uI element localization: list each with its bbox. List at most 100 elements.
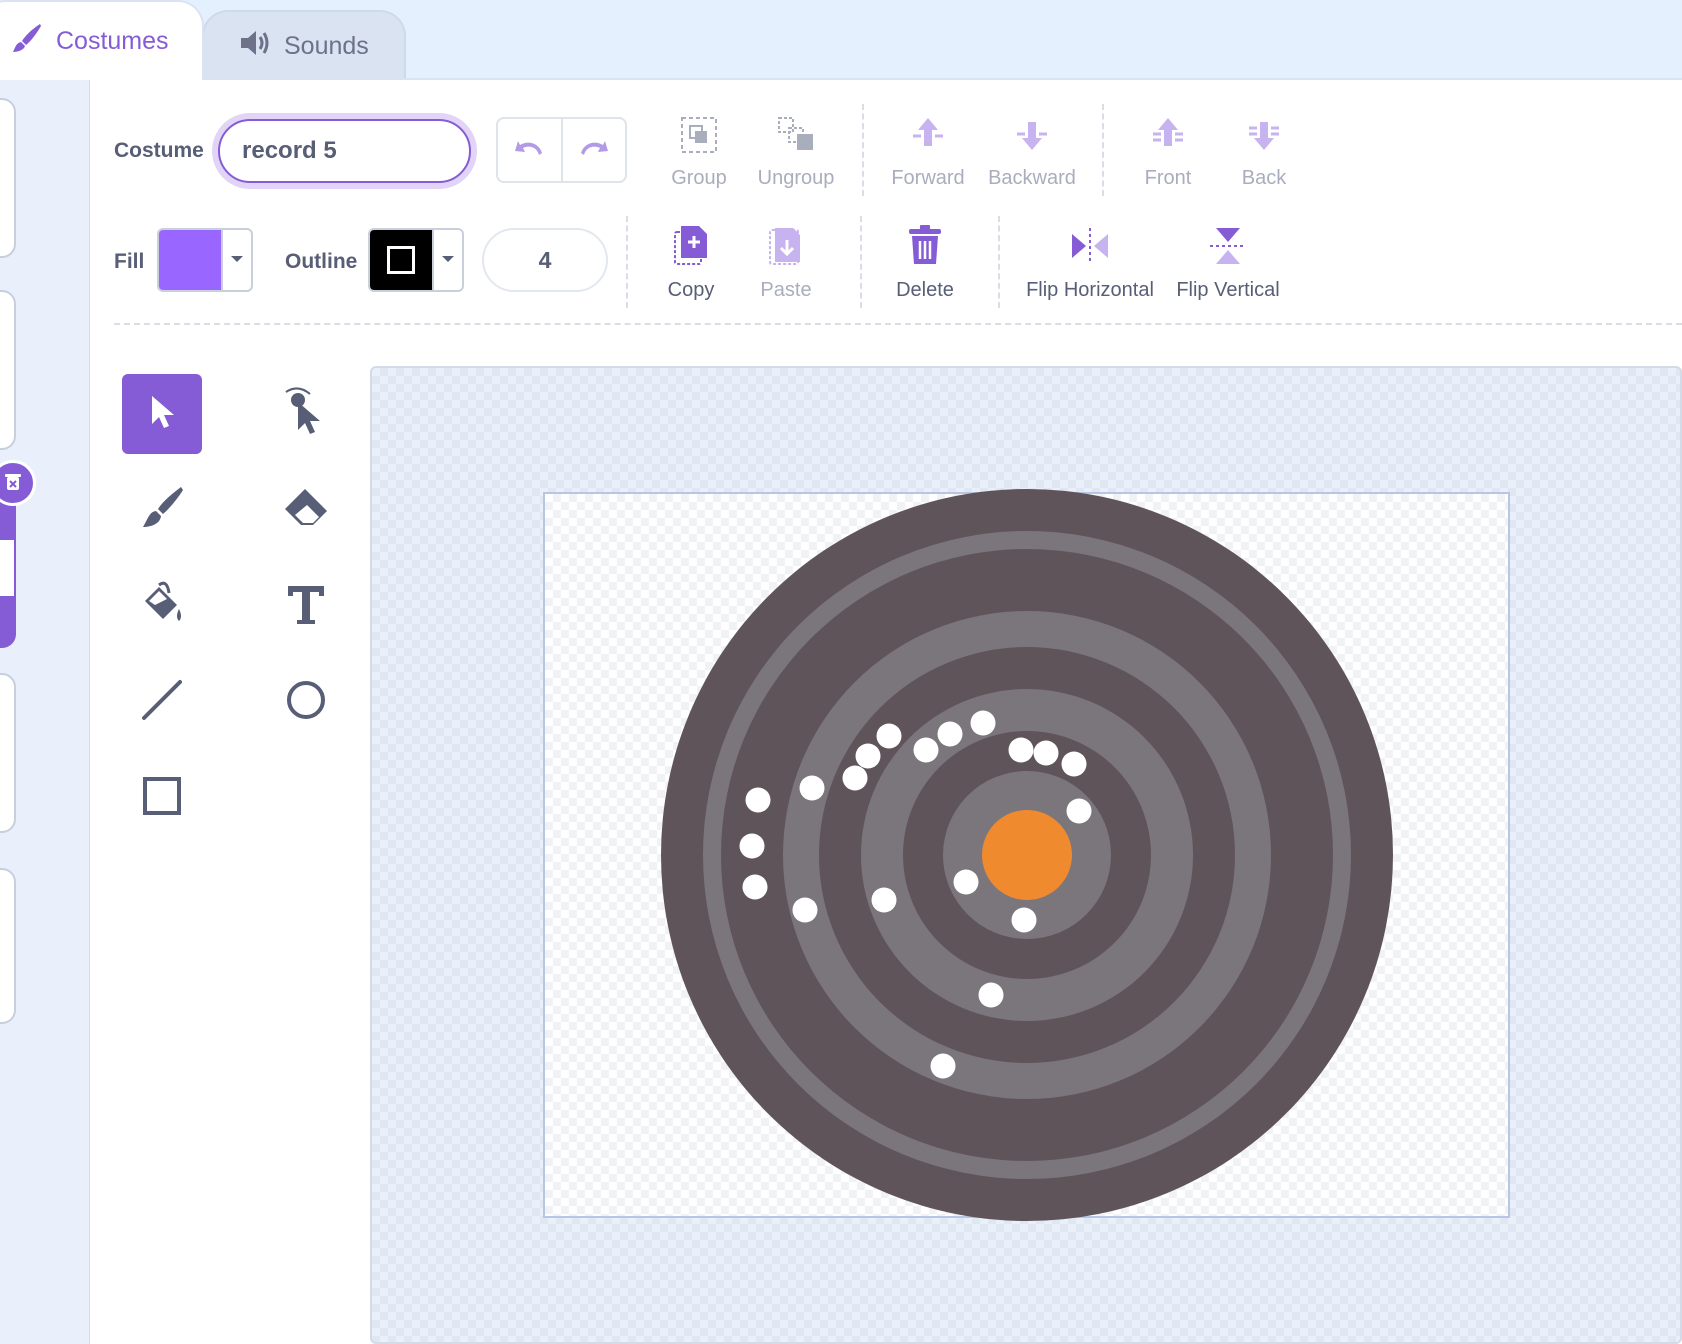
brush-icon bbox=[137, 483, 187, 538]
white-dot bbox=[842, 765, 868, 791]
outline-dropdown-caret[interactable] bbox=[432, 230, 462, 290]
white-dot bbox=[739, 833, 765, 859]
trash-icon bbox=[905, 224, 945, 273]
group-button[interactable]: Group bbox=[660, 114, 738, 190]
forward-button[interactable]: Forward bbox=[888, 114, 968, 190]
white-dot bbox=[855, 743, 881, 769]
ungroup-label: Ungroup bbox=[757, 167, 835, 189]
backward-button[interactable]: Backward bbox=[984, 114, 1080, 190]
arrow-cursor-icon bbox=[144, 392, 180, 437]
paintbrush-icon bbox=[10, 21, 44, 62]
white-dot bbox=[1033, 740, 1059, 766]
delete-label: Delete bbox=[896, 279, 954, 301]
select-tool[interactable] bbox=[122, 374, 202, 454]
fill-label: Fill bbox=[114, 250, 145, 273]
white-dot bbox=[871, 887, 897, 913]
outline-width-input[interactable] bbox=[482, 228, 608, 292]
back-label: Back bbox=[1241, 167, 1287, 189]
flip-vertical-button[interactable]: Flip Vertical bbox=[1172, 224, 1284, 302]
ungroup-icon bbox=[775, 114, 817, 161]
white-dot bbox=[913, 737, 939, 763]
delete-costume-button[interactable] bbox=[0, 460, 36, 506]
group-icon bbox=[678, 114, 720, 161]
rectangle-tool[interactable] bbox=[122, 758, 202, 838]
tab-costumes-label: Costumes bbox=[56, 26, 169, 55]
trash-icon bbox=[2, 470, 24, 497]
white-dot bbox=[970, 710, 996, 736]
rectangle-icon bbox=[140, 774, 184, 823]
white-dot bbox=[792, 897, 818, 923]
white-dot bbox=[978, 982, 1004, 1008]
toolbar-bottom-divider bbox=[114, 323, 1682, 325]
redo-icon bbox=[578, 137, 610, 164]
eraser-tool[interactable] bbox=[266, 470, 346, 550]
ungroup-button[interactable]: Ungroup bbox=[752, 114, 840, 190]
tab-costumes[interactable]: Costumes bbox=[0, 0, 204, 80]
white-dot bbox=[799, 775, 825, 801]
costume-thumbnail[interactable] bbox=[0, 673, 16, 833]
back-button[interactable]: Back bbox=[1224, 114, 1304, 190]
costume-thumbnail[interactable] bbox=[0, 868, 16, 1024]
white-dot bbox=[1008, 737, 1034, 763]
reshape-cursor-icon bbox=[282, 384, 330, 445]
white-dot bbox=[937, 721, 963, 747]
outline-label: Outline bbox=[285, 250, 358, 273]
text-tool[interactable] bbox=[266, 566, 346, 646]
tab-sounds[interactable]: Sounds bbox=[202, 10, 406, 80]
front-button[interactable]: Front bbox=[1128, 114, 1208, 190]
costume-name-input[interactable] bbox=[218, 119, 471, 183]
circle-icon bbox=[284, 678, 328, 727]
redo-button[interactable] bbox=[563, 119, 626, 181]
white-dot bbox=[742, 874, 768, 900]
front-arrow-icon bbox=[1147, 114, 1189, 161]
toolbar-divider bbox=[998, 216, 1000, 308]
fill-color-swatch bbox=[159, 230, 221, 290]
white-dot bbox=[876, 723, 902, 749]
outline-color-picker[interactable] bbox=[368, 228, 464, 292]
backward-arrow-icon bbox=[1011, 114, 1053, 161]
flip-horizontal-label: Flip Horizontal bbox=[1026, 279, 1154, 301]
flip-horizontal-icon bbox=[1068, 224, 1112, 273]
fill-tool[interactable] bbox=[122, 566, 202, 646]
copy-label: Copy bbox=[667, 279, 715, 301]
copy-icon bbox=[671, 224, 711, 273]
costume-list-strip bbox=[0, 78, 90, 1344]
flip-horizontal-button[interactable]: Flip Horizontal bbox=[1024, 224, 1156, 302]
copy-button[interactable]: Copy bbox=[652, 224, 730, 302]
forward-arrow-icon bbox=[907, 114, 949, 161]
circle-tool[interactable] bbox=[266, 662, 346, 742]
paste-button[interactable]: Paste bbox=[746, 224, 826, 302]
backward-label: Backward bbox=[988, 167, 1076, 189]
white-dot bbox=[1066, 798, 1092, 824]
fill-color-picker[interactable] bbox=[157, 228, 253, 292]
outline-color-swatch bbox=[370, 230, 432, 290]
record-center-label bbox=[982, 810, 1072, 900]
paste-icon bbox=[766, 224, 806, 273]
brush-tool[interactable] bbox=[122, 470, 202, 550]
caret-down-icon bbox=[441, 251, 455, 269]
costume-name-label: Costume bbox=[114, 139, 204, 162]
flip-vertical-label: Flip Vertical bbox=[1176, 279, 1280, 301]
paste-label: Paste bbox=[760, 279, 812, 301]
record-artwork[interactable] bbox=[543, 480, 1510, 1240]
costume-thumbnail[interactable] bbox=[0, 98, 16, 258]
front-label: Front bbox=[1144, 167, 1192, 189]
line-tool[interactable] bbox=[122, 662, 202, 742]
group-label: Group bbox=[671, 167, 727, 189]
reshape-tool[interactable] bbox=[266, 374, 346, 454]
toolbar-divider bbox=[862, 104, 864, 196]
undo-button[interactable] bbox=[498, 119, 563, 181]
text-t-icon bbox=[284, 582, 328, 631]
tab-sounds-label: Sounds bbox=[284, 31, 369, 60]
toolbar-divider bbox=[1102, 104, 1104, 196]
costume-thumbnail[interactable] bbox=[0, 290, 16, 450]
white-dot bbox=[1061, 751, 1087, 777]
speaker-icon bbox=[238, 28, 272, 65]
delete-button[interactable]: Delete bbox=[884, 224, 966, 302]
white-dot bbox=[930, 1053, 956, 1079]
forward-label: Forward bbox=[891, 167, 965, 189]
fill-dropdown-caret[interactable] bbox=[221, 230, 251, 290]
caret-down-icon bbox=[230, 251, 244, 269]
line-icon bbox=[140, 678, 184, 727]
back-arrow-icon bbox=[1243, 114, 1285, 161]
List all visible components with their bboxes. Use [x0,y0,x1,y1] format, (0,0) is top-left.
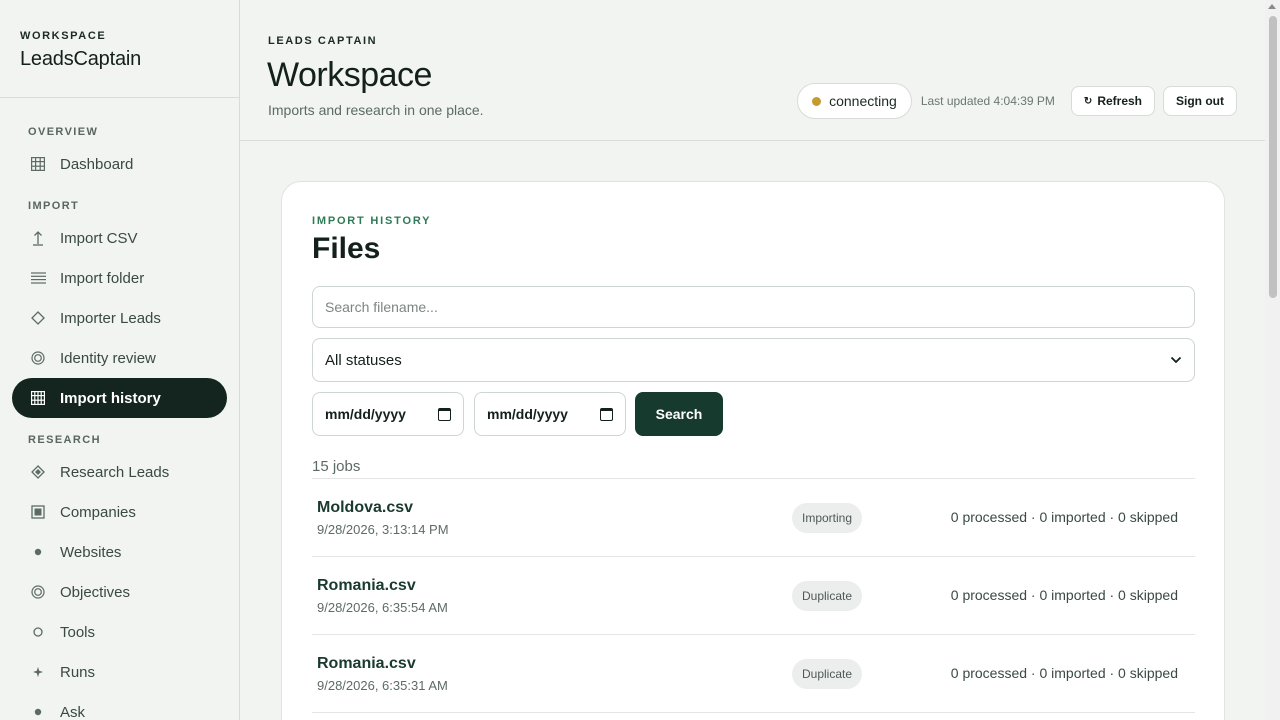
sparkle-icon [28,666,48,678]
status-badge: Duplicate [792,659,863,689]
sidebar-item-label: Tools [60,623,96,641]
status-badge: Duplicate [792,581,863,611]
connection-status-text: connecting [829,93,897,109]
table-row[interactable]: Moldova.csv 9/28/2026, 3:13:14 PM Import… [312,479,1195,557]
sidebar-item-label: Importer Leads [60,309,161,327]
sidebar-item-identity-review[interactable]: Identity review [12,338,227,378]
job-date: 9/28/2026, 6:35:31 AM [317,678,448,693]
job-list: Moldova.csv 9/28/2026, 3:13:14 PM Import… [312,479,1195,713]
sign-out-button[interactable]: Sign out [1163,86,1237,116]
nav-section-overview: OVERVIEW [28,126,99,138]
job-date: 9/28/2026, 3:13:14 PM [317,522,449,537]
date-to-value: mm/dd/yyyy [487,406,568,422]
search-input[interactable] [312,286,1195,328]
diamond-filled-icon [28,465,48,479]
job-filename[interactable]: Moldova.csv [317,499,413,517]
workspace-name[interactable]: LeadsCaptain [20,48,219,71]
sidebar-item-importer-leads[interactable]: Importer Leads [12,298,227,338]
dot-icon [28,548,48,556]
target-icon [28,585,48,599]
sidebar-item-label: Research Leads [60,463,170,481]
nav-section-import: IMPORT [28,200,80,212]
refresh-icon: ↻ [1083,95,1093,107]
upload-arrow-icon [28,230,48,246]
lines-icon [28,272,48,284]
scroll-up-arrow-icon[interactable] [1268,4,1276,9]
sidebar-item-label: Companies [60,503,136,521]
nav-group-research: RESEARCH Research Leads Companies Websit… [0,434,239,720]
table-row[interactable]: Romania.csv 9/28/2026, 6:35:54 AM Duplic… [312,557,1195,635]
card-kicker: IMPORT HISTORY [312,215,432,227]
date-from-input[interactable]: mm/dd/yyyy [312,392,464,436]
job-filename[interactable]: Romania.csv [317,577,416,595]
date-from-value: mm/dd/yyyy [325,406,406,422]
sidebar-item-websites[interactable]: Websites [12,532,227,572]
scroll-thumb[interactable] [1269,16,1277,298]
workspace-block: WORKSPACE LeadsCaptain [0,0,239,98]
page-title: Workspace [267,56,432,94]
sidebar-item-import-history[interactable]: Import history [12,378,227,418]
sidebar-item-companies[interactable]: Companies [12,492,227,532]
page-subtitle: Imports and research in one place. [268,102,484,118]
calendar-icon[interactable] [600,407,613,421]
connection-status-badge: connecting [797,83,912,119]
job-date: 9/28/2026, 6:35:54 AM [317,600,448,615]
status-filter-value: All statuses [325,351,402,369]
chevron-down-icon [1170,353,1182,367]
sidebar-item-dashboard[interactable]: Dashboard [12,144,227,184]
sidebar-nav: OVERVIEW Dashboard IMPORT Import CSV Imp… [0,98,239,720]
sidebar-item-label: Dashboard [60,155,134,173]
job-filename[interactable]: Romania.csv [317,655,416,673]
status-badge: Importing [792,503,863,533]
card-title: Files [312,232,381,265]
sidebar-item-research-leads[interactable]: Research Leads [12,452,227,492]
sidebar-item-label: Import history [60,389,161,407]
page-scrollbar[interactable] [1265,0,1280,720]
sidebar-item-label: Websites [60,543,122,561]
diamond-outline-icon [28,311,48,325]
status-filter-select[interactable]: All statuses [312,338,1195,382]
sidebar-item-ask[interactable]: Ask [12,692,227,720]
dot-icon [28,708,48,716]
sidebar-item-label: Identity review [60,349,156,367]
workspace-kicker: WORKSPACE [20,30,107,42]
nav-group-overview: OVERVIEW Dashboard [0,126,239,184]
sidebar-item-runs[interactable]: Runs [12,652,227,692]
square-icon [28,505,48,519]
import-history-card: IMPORT HISTORY Files All statuses mm/dd/… [281,181,1225,720]
sidebar-item-label: Import CSV [60,229,138,247]
job-stats: 0 processed · 0 imported · 0 skipped [950,587,1178,603]
refresh-label: Refresh [1097,94,1142,108]
page-header: LEADS CAPTAIN Workspace Imports and rese… [240,0,1265,141]
table-row[interactable]: Romania.csv 9/28/2026, 6:35:31 AM Duplic… [312,635,1195,713]
nav-section-research: RESEARCH [28,434,101,446]
ring-icon [28,351,48,365]
grid-icon [28,391,48,405]
job-count: 15 jobs [312,458,361,475]
grid-icon [28,157,48,171]
header-actions: connecting Last updated 4:04:39 PM ↻ Ref… [797,83,1237,119]
refresh-button[interactable]: ↻ Refresh [1070,86,1155,116]
sidebar-item-import-folder[interactable]: Import folder [12,258,227,298]
sidebar-item-label: Objectives [60,583,131,601]
sidebar-item-label: Import folder [60,269,145,287]
nav-group-import: IMPORT Import CSV Import folder Importer… [0,200,239,418]
status-dot-icon [812,96,822,106]
calendar-icon[interactable] [438,407,451,421]
header-kicker: LEADS CAPTAIN [268,35,378,47]
search-button[interactable]: Search [635,392,723,436]
sidebar-item-objectives[interactable]: Objectives [12,572,227,612]
sidebar-item-import-csv[interactable]: Import CSV [12,218,227,258]
date-to-input[interactable]: mm/dd/yyyy [474,392,626,436]
sidebar-item-label: Runs [60,663,96,681]
last-updated: Last updated 4:04:39 PM [920,94,1055,108]
sidebar-item-label: Ask [60,703,86,720]
circle-small-icon [28,627,48,637]
job-stats: 0 processed · 0 imported · 0 skipped [950,665,1178,681]
sidebar: WORKSPACE LeadsCaptain OVERVIEW Dashboar… [0,0,240,720]
sidebar-item-tools[interactable]: Tools [12,612,227,652]
job-stats: 0 processed · 0 imported · 0 skipped [950,509,1178,525]
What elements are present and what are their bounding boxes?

:::::

> **REQUIRED WORK**
Put the lines from the one containing "sparkle-icon [28,666,48,678]" through the one containing "sign-out-button[interactable]: Sign out" into a JSON list of strings, one string per line, leaving out blank lines.

> **PROBLEM SOLUTION**
[
  "sparkle-icon [28,666,48,678]",
  "status-badge: Duplicate [792,659,863,689]",
  "sidebar-item-label: Tools [60,623,96,641]",
  "status-badge: Duplicate [792,581,863,611]",
  "connection-status-text: connecting [829,93,897,109]",
  "table-row[interactable]: Moldova.csv 9/28/2026, 3:13:14 PM Import… [312,479,1195,557]",
  "sidebar-item-label: Importer Leads [60,309,161,327]",
  "sidebar-item-identity-review[interactable]: Identity review [12,338,227,378]",
  "job-date: 9/28/2026, 6:35:31 AM [317,678,448,693]",
  "job-list: Moldova.csv 9/28/2026, 3:13:14 PM Import… [312,479,1195,713]",
  "sign-out-button[interactable]: Sign out [1163,86,1237,116]"
]